Work required:
Write the records below out in full, character for character, with no pictures.

Exercise material:
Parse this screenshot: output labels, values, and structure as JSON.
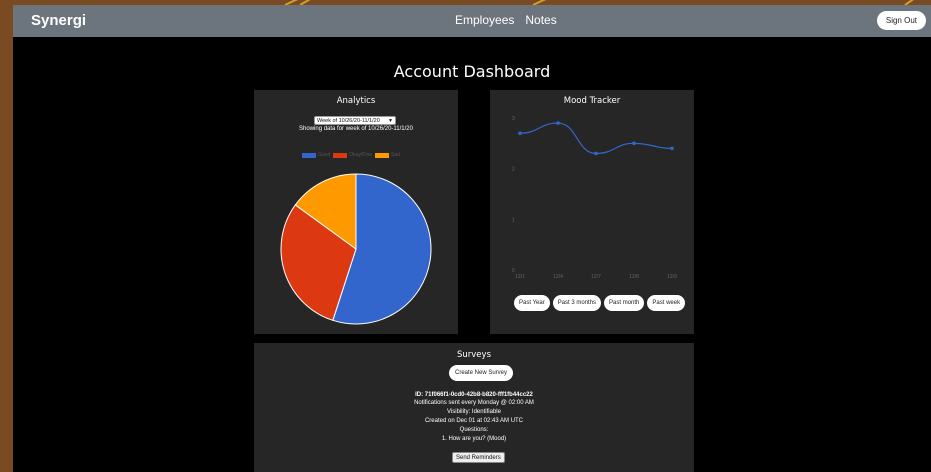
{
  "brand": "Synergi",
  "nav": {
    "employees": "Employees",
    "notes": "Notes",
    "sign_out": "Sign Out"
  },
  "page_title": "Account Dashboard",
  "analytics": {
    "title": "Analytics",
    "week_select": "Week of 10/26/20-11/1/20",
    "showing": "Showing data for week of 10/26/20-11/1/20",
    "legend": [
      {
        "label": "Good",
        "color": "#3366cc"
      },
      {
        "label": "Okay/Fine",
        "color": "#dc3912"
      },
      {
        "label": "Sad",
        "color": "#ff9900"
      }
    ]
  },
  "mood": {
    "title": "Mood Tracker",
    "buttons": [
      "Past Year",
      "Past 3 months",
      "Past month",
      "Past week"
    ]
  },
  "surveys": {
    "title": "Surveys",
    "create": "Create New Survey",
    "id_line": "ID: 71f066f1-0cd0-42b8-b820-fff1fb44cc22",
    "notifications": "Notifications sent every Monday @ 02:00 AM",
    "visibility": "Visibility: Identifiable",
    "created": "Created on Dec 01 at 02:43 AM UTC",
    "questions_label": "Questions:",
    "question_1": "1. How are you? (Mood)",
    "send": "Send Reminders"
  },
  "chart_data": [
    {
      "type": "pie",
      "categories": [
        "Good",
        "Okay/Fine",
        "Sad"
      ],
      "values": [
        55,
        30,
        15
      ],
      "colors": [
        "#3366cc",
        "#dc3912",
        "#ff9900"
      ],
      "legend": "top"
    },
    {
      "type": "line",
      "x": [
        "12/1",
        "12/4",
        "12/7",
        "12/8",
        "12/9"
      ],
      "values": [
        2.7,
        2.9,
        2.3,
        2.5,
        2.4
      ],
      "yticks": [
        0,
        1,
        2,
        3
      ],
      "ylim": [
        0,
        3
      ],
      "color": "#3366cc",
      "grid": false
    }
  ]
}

Finished task:
Parse this screenshot: output labels, values, and structure as JSON.
{
  "brand": "Synergi",
  "nav": {
    "employees": "Employees",
    "notes": "Notes",
    "sign_out": "Sign Out"
  },
  "page_title": "Account Dashboard",
  "analytics": {
    "title": "Analytics",
    "week_select": "Week of 10/26/20-11/1/20",
    "showing": "Showing data for week of 10/26/20-11/1/20",
    "legend": [
      {
        "label": "Good",
        "color": "#3366cc"
      },
      {
        "label": "Okay/Fine",
        "color": "#dc3912"
      },
      {
        "label": "Sad",
        "color": "#ff9900"
      }
    ]
  },
  "mood": {
    "title": "Mood Tracker",
    "buttons": [
      "Past Year",
      "Past 3 months",
      "Past month",
      "Past week"
    ]
  },
  "surveys": {
    "title": "Surveys",
    "create": "Create New Survey",
    "id_line": "ID: 71f066f1-0cd0-42b8-b820-fff1fb44cc22",
    "notifications": "Notifications sent every Monday @ 02:00 AM",
    "visibility": "Visibility: Identifiable",
    "created": "Created on Dec 01 at 02:43 AM UTC",
    "questions_label": "Questions:",
    "question_1": "1. How are you? (Mood)",
    "send": "Send Reminders"
  },
  "chart_data": [
    {
      "type": "pie",
      "categories": [
        "Good",
        "Okay/Fine",
        "Sad"
      ],
      "values": [
        55,
        30,
        15
      ],
      "colors": [
        "#3366cc",
        "#dc3912",
        "#ff9900"
      ],
      "legend": "top"
    },
    {
      "type": "line",
      "x": [
        "12/1",
        "12/4",
        "12/7",
        "12/8",
        "12/9"
      ],
      "values": [
        2.7,
        2.9,
        2.3,
        2.5,
        2.4
      ],
      "yticks": [
        0,
        1,
        2,
        3
      ],
      "ylim": [
        0,
        3
      ],
      "color": "#3366cc",
      "grid": false
    }
  ]
}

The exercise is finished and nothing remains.